= Exercise =
Spot each line that carries the word "heart"; copy those lines.

= Listed records =
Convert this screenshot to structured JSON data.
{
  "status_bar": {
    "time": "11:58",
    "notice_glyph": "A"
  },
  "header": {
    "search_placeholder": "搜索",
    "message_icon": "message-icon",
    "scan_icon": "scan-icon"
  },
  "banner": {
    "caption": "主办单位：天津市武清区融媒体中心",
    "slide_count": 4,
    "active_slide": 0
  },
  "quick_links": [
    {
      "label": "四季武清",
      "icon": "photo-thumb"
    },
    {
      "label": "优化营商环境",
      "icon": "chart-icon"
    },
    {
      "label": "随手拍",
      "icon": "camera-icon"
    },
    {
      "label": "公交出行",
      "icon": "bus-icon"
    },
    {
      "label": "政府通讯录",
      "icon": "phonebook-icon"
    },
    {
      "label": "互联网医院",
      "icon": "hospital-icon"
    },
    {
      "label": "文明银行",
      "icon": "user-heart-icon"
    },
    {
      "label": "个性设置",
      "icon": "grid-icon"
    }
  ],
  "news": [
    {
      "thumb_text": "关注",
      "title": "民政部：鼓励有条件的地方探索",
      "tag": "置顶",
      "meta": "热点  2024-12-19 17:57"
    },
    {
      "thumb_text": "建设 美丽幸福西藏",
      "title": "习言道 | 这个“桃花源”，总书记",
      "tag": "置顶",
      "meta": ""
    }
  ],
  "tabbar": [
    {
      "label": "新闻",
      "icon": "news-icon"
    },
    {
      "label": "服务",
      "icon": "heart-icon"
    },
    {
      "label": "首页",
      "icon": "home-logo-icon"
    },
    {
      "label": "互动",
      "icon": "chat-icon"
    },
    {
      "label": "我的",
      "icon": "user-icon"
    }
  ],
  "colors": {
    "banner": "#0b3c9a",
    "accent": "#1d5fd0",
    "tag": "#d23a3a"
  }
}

= Answer to the problem =
      "icon": "user-heart-icon"
      "icon": "heart-icon"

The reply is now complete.